SHORT PROBLEM: Return the entries verbatim and drop every picture.

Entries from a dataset
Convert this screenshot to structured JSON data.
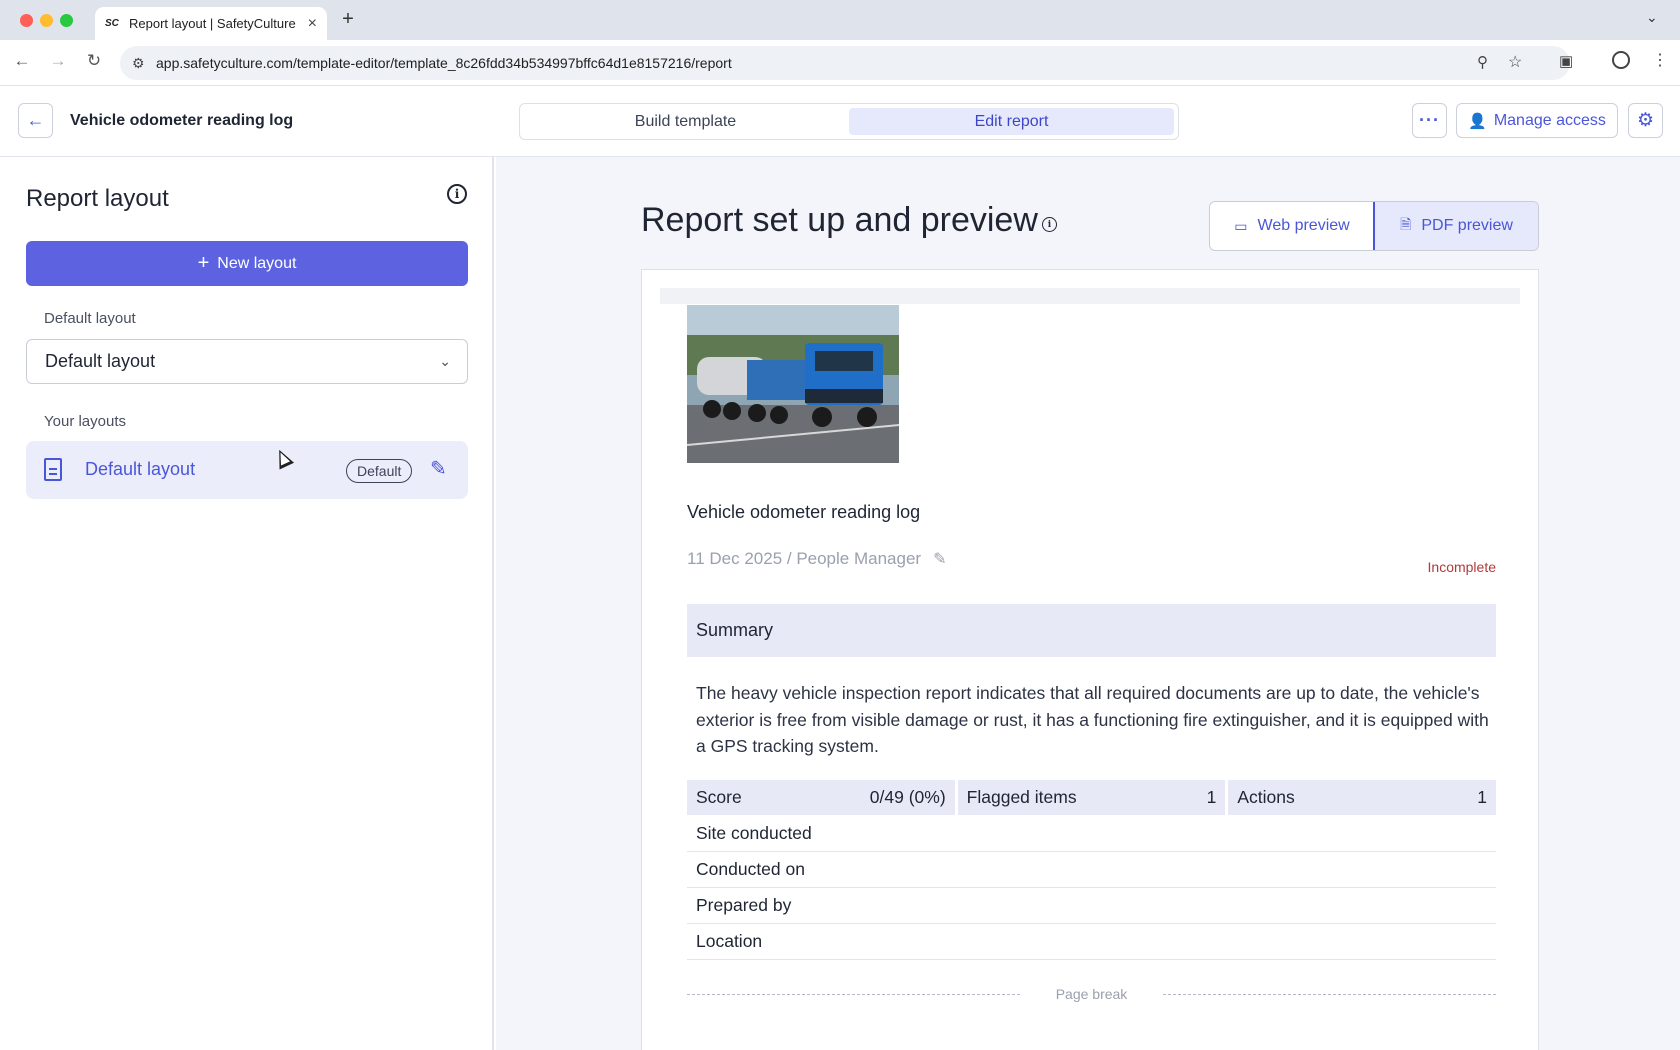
{
  "browser": {
    "tab_title": "Report layout | SafetyCulture",
    "favicon_text": "SC",
    "url": "app.safetyculture.com/template-editor/template_8c26fdd34b534997bffc64d1e8157216/report"
  },
  "header": {
    "template_title": "Vehicle odometer reading log",
    "modes": [
      "Build template",
      "Edit report"
    ],
    "active_mode": "Edit report",
    "manage_access_label": "Manage access"
  },
  "sidebar": {
    "title": "Report layout",
    "new_layout_label": "New layout",
    "default_layout_label": "Default layout",
    "default_layout_value": "Default layout",
    "your_layouts_label": "Your layouts",
    "layouts": [
      {
        "name": "Default layout",
        "badge": "Default"
      }
    ]
  },
  "main": {
    "title": "Report set up and preview",
    "preview_options": [
      "Web preview",
      "PDF preview"
    ],
    "active_preview": "PDF preview",
    "report": {
      "title": "Vehicle odometer reading log",
      "subtitle": "11 Dec 2025 / People Manager",
      "status": "Incomplete",
      "summary_heading": "Summary",
      "summary_text": "The heavy vehicle inspection report indicates that all required documents are up to date, the vehicle's exterior is free from visible damage or rust, it has a functioning fire extinguisher, and it is equipped with a GPS tracking system.",
      "stats": [
        {
          "label": "Score",
          "value": "0/49 (0%)"
        },
        {
          "label": "Flagged items",
          "value": "1"
        },
        {
          "label": "Actions",
          "value": "1"
        }
      ],
      "fields": [
        "Site conducted",
        "Conducted on",
        "Prepared by",
        "Location"
      ],
      "page_break_label": "Page break"
    }
  },
  "colors": {
    "accent": "#5c62e0",
    "status_incomplete": "#b23a3a"
  }
}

COMPLETE ANSWER:
Convert this screenshot to structured JSON data.
{
  "browser": {
    "tab_title": "Report layout | SafetyCulture",
    "favicon_text": "SC",
    "url": "app.safetyculture.com/template-editor/template_8c26fdd34b534997bffc64d1e8157216/report"
  },
  "header": {
    "template_title": "Vehicle odometer reading log",
    "modes": [
      "Build template",
      "Edit report"
    ],
    "active_mode": "Edit report",
    "manage_access_label": "Manage access"
  },
  "sidebar": {
    "title": "Report layout",
    "new_layout_label": "New layout",
    "default_layout_label": "Default layout",
    "default_layout_value": "Default layout",
    "your_layouts_label": "Your layouts",
    "layouts": [
      {
        "name": "Default layout",
        "badge": "Default"
      }
    ]
  },
  "main": {
    "title": "Report set up and preview",
    "preview_options": [
      "Web preview",
      "PDF preview"
    ],
    "active_preview": "PDF preview",
    "report": {
      "title": "Vehicle odometer reading log",
      "subtitle": "11 Dec 2025 / People Manager",
      "status": "Incomplete",
      "summary_heading": "Summary",
      "summary_text": "The heavy vehicle inspection report indicates that all required documents are up to date, the vehicle's exterior is free from visible damage or rust, it has a functioning fire extinguisher, and it is equipped with a GPS tracking system.",
      "stats": [
        {
          "label": "Score",
          "value": "0/49 (0%)"
        },
        {
          "label": "Flagged items",
          "value": "1"
        },
        {
          "label": "Actions",
          "value": "1"
        }
      ],
      "fields": [
        "Site conducted",
        "Conducted on",
        "Prepared by",
        "Location"
      ],
      "page_break_label": "Page break"
    }
  },
  "colors": {
    "accent": "#5c62e0",
    "status_incomplete": "#b23a3a"
  }
}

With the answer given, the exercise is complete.